To test our hypothesis, we compare the two sets of data (real and RNM–generated) in terms of the numbers of user pairs with non–zero interest sharing and the interest–sharing intensity distribution. Because of its probabilistic nature, we use the RNM to generate five synthetic traces corresponding to each of the real systems we analyze. For the rest of this section, the RNM results represent averages over the five RNM traces for each system. We confirmed that the five synthetic traces represent a large enough sample to guarantee a narrow 95 percent confidence interval for the average interest sharing observed from the RNM simulations.

Our data analysis shows that the observed interest sharing deviates significantly from that generated by random behavior in two important respects.

First, interest sharing (and, consequently, the similarity between users) is more concentrated in the real systems than in the corresponding simulated RNM. More specifically, the number of user pairs that share some item–based interest (i.e., wI (k; j)>0) is approximately three times smaller in the real systems than in the RNM–generated ones. Tag–based interest sharing follows a similar trend.

Second, interest sharing distribution deviates significantly from that produced by a RNM. We compare the cumulative distribution function (CDF) for the interest sharing intensity for the user–pairs that have some shared interest (i.e., wI (k; j)>0). Figure 6 presents the Q–Q plots that directly compare the quantiles of the distributions of interest–sharing levels derived from the actual trace and those derived from the simulated RNM. A deviation from the diagonal indicates a difference between these distributions: The higher the points are above the diagonal, the larger the difference between the observed interest–sharing levels and those generated by the RNM.

 

Q-Q plots that compare the interest sharing distributions for CiteULikeQ-Q plots that compare the interest sharing distributions for Connotea
 
Figure 6: Q–Q plots that compare the interest sharing distributions for the observed vs. simulated (i.e., the RNM model) for CiteULike (left) and Connotea (right).

 

We note that the only interest–sharing distribution that is close to the one produced by the RNM is for Connotea’s tag–based interest sharing (Figure 6). However, there is still a significant deviation from randomness: the real activity trace leads to three times fewer user–pairs that share interest than the corresponding RNM.

SHORT PROBLEM 1:
List every all-capital abbreviation that appears in the passage on interest sharing.
SHORT PROBLEM 2:
From the passage on interest sharing, quote the part that opens with the words containing "Second, interest sharing" and closes with "by the RNM.".
SHORT PROBLEM 3:
Summarize the passage on interest sharing in two sentences.

DATA RECORDS:
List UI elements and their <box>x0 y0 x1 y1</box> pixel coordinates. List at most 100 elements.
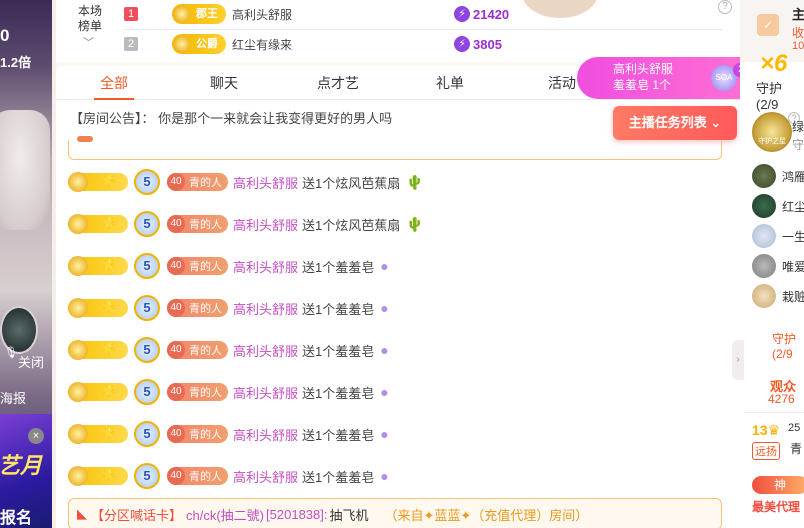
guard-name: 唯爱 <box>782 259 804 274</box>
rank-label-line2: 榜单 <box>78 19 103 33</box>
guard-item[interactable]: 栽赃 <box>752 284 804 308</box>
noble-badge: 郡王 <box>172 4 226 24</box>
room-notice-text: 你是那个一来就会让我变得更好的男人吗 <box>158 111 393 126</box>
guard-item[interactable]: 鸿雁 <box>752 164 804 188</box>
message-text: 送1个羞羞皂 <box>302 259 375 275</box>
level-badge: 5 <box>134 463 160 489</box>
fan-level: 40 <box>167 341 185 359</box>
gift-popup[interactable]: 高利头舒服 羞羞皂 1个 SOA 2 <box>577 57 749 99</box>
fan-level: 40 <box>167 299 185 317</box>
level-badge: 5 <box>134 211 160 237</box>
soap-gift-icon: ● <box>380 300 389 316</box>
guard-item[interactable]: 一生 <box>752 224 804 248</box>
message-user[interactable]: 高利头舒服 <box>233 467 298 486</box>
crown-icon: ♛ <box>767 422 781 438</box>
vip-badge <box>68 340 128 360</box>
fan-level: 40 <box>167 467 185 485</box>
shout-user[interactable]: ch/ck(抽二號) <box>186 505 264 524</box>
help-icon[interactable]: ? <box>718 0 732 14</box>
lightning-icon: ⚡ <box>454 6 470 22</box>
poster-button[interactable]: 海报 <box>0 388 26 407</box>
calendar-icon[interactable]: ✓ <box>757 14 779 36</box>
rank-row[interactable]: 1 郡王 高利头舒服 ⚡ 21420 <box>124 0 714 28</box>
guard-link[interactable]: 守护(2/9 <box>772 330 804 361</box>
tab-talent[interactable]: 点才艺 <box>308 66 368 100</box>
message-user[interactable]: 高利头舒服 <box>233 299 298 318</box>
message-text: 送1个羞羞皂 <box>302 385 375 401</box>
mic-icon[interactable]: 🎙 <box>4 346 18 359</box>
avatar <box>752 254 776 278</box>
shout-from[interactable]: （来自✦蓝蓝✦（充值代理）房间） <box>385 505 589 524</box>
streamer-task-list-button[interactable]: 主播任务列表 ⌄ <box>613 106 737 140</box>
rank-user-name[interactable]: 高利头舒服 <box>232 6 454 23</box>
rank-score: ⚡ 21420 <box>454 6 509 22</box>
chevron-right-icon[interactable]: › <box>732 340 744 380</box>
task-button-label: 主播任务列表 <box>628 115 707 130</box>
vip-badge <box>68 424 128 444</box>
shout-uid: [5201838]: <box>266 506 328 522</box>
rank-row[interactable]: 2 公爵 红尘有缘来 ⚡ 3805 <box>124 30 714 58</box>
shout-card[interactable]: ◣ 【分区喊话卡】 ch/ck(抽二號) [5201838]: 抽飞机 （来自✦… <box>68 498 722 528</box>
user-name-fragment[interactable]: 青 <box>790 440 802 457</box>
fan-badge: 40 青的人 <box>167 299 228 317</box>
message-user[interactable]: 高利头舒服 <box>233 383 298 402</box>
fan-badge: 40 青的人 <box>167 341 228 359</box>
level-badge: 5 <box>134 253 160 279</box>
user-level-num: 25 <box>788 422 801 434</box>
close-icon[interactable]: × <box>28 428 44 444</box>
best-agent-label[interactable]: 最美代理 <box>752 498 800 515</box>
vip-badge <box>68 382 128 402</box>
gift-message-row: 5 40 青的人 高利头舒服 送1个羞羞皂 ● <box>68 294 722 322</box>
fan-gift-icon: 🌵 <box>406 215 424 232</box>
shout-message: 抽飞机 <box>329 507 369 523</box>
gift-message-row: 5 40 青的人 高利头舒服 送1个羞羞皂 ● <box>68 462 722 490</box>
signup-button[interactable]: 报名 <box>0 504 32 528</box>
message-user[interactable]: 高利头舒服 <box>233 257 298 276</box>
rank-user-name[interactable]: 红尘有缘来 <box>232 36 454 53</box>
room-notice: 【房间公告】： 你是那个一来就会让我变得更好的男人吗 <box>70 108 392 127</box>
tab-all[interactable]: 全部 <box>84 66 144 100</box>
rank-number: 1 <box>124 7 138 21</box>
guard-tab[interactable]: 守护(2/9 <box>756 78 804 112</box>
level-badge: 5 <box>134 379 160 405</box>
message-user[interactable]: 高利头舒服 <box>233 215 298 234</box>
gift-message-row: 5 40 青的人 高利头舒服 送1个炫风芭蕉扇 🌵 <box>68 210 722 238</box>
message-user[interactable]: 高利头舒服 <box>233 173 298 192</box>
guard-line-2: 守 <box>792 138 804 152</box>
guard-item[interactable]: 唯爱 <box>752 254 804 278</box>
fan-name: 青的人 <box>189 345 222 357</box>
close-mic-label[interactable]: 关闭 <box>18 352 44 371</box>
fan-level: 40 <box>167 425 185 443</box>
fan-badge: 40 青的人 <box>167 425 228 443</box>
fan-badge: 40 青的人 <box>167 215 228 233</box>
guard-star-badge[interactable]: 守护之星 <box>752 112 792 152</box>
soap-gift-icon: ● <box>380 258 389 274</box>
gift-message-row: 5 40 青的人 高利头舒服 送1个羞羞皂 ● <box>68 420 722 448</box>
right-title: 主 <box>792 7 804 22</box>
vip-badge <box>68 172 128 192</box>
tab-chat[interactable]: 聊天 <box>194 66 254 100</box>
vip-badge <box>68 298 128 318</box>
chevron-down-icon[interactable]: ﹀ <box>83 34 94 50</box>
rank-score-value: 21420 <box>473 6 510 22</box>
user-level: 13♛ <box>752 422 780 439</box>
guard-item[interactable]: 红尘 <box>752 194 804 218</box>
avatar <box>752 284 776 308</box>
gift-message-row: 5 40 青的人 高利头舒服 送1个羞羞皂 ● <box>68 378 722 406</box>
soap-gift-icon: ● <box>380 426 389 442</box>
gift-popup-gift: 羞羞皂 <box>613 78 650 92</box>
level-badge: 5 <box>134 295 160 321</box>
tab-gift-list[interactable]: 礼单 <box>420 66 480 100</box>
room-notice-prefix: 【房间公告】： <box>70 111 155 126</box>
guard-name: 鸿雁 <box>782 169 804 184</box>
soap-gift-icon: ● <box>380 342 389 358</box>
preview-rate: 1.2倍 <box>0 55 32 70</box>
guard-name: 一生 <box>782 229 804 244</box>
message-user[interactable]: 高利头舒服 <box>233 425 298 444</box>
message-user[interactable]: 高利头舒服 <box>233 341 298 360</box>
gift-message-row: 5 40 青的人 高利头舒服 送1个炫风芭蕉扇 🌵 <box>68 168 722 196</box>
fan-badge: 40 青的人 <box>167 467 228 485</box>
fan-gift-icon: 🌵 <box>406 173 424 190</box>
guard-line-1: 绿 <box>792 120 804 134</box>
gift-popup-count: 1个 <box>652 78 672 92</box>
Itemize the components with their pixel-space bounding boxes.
==
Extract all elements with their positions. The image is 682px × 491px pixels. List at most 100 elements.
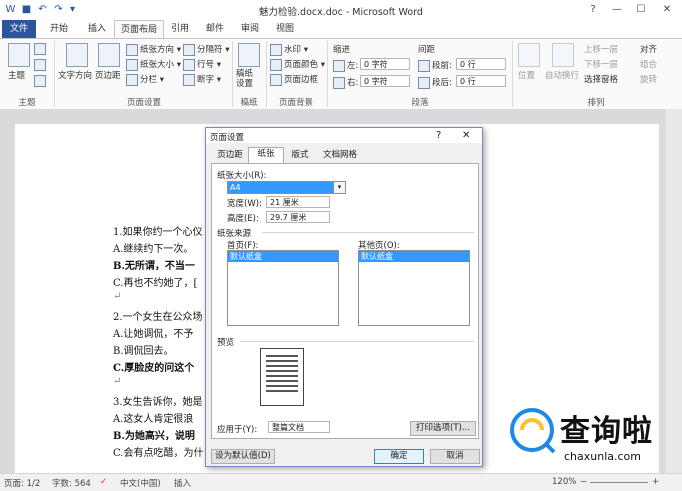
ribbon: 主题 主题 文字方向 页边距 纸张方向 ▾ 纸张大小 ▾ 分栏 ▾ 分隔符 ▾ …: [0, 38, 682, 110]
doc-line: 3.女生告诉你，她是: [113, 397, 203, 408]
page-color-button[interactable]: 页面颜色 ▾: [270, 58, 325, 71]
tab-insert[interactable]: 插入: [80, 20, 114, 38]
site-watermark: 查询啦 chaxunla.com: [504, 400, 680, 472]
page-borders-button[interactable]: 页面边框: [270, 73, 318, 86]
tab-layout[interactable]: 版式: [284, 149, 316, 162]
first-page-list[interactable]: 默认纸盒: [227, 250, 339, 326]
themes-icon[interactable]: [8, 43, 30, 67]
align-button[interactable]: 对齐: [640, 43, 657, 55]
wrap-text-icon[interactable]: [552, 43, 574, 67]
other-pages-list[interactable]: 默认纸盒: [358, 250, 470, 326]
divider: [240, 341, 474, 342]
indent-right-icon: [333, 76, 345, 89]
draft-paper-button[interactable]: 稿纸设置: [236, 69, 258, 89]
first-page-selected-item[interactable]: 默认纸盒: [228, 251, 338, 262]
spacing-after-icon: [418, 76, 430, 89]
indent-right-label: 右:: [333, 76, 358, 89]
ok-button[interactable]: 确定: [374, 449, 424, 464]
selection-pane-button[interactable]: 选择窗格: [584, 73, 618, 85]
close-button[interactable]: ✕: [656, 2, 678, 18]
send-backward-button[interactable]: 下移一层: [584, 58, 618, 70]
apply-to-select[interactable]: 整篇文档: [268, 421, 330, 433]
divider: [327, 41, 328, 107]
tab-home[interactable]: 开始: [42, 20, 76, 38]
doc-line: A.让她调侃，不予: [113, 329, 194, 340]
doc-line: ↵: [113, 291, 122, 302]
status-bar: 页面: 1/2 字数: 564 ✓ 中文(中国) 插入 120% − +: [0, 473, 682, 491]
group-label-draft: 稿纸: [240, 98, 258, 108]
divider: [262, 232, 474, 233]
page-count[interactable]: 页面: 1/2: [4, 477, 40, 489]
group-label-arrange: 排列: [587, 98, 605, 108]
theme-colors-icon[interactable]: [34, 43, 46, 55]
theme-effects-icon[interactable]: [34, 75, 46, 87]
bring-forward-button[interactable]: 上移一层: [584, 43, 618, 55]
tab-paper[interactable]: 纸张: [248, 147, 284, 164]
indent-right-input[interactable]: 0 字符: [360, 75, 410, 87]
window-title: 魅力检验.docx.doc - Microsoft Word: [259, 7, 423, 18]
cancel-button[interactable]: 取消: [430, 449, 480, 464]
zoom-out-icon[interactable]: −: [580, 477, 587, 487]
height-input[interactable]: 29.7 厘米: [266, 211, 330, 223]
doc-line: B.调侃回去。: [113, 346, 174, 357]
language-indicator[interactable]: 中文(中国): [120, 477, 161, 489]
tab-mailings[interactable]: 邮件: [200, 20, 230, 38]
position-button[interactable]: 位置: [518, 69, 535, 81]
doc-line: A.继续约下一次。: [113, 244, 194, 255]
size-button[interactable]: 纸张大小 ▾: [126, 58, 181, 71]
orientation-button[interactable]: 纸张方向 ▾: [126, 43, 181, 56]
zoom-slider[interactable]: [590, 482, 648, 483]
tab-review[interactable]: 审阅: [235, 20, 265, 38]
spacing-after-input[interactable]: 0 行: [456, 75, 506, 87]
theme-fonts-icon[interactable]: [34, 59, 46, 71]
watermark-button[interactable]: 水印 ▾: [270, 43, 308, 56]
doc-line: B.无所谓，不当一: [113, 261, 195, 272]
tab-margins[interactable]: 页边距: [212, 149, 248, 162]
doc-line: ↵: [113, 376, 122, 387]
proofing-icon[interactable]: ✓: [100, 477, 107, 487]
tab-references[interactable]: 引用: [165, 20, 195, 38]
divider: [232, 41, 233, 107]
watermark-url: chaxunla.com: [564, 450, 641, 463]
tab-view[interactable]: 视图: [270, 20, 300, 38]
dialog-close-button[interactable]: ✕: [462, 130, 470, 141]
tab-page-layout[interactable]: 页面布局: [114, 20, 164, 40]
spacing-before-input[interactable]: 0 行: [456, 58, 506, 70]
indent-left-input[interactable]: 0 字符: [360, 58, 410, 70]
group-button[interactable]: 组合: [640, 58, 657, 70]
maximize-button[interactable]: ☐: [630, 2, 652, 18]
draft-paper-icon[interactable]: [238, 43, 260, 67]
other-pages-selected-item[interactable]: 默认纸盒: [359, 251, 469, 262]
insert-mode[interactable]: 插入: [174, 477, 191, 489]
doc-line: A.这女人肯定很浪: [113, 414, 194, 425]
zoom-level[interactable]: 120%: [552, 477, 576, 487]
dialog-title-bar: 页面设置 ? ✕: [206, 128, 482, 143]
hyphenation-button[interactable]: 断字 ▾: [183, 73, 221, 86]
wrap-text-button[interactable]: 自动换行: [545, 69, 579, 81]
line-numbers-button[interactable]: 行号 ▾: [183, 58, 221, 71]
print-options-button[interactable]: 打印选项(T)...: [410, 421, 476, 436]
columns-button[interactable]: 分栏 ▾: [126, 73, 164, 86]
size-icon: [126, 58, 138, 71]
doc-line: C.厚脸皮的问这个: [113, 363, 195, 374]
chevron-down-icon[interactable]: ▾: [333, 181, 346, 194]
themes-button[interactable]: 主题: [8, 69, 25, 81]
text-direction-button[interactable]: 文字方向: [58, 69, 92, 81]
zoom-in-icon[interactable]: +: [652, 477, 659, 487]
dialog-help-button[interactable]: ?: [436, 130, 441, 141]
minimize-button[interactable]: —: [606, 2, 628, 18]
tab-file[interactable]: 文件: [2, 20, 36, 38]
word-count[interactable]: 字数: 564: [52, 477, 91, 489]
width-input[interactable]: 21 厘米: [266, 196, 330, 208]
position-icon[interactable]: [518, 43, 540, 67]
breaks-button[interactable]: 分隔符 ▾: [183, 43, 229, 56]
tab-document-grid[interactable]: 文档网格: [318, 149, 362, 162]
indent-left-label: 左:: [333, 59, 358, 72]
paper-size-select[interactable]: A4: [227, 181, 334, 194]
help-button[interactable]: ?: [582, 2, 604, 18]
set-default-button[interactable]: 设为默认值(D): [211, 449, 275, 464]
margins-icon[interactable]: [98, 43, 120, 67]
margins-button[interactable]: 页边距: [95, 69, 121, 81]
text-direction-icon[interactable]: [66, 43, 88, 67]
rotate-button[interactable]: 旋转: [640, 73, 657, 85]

CORRECT RESPONSE 1:
RNM, CDF, Q–Q

CORRECT RESPONSE 2:
Second, interest sharing distribution deviates significantly from that produced by a RNM. We compare the cumulative distribution function (CDF) for the interest sharing intensity for the user–pairs that have some shared interest (i.e., wI (k; j)>0). Figure 6 presents the Q–Q plots that directly compare the quantiles of the distributions of interest–sharing levels derived from the actual trace and those derived from the simulated RNM. A deviation from the diagonal indicates a difference between these distributions: The higher the points are above the diagonal, the larger the difference between the observed interest–sharing levels and those generated by the RNM.

CORRECT RESPONSE 3:
The passage compares real data with five synthetic traces that the RNM generates for each system and finds that observed interest sharing deviates significantly from random behavior in two respects. In the real systems, interest sharing is more concentrated, with about three times fewer user pairs sharing item-based interest, and its distribution differs from the RNM's in the Q–Q plots of Figure 6, where only Connotea's tag-based interest sharing comes close.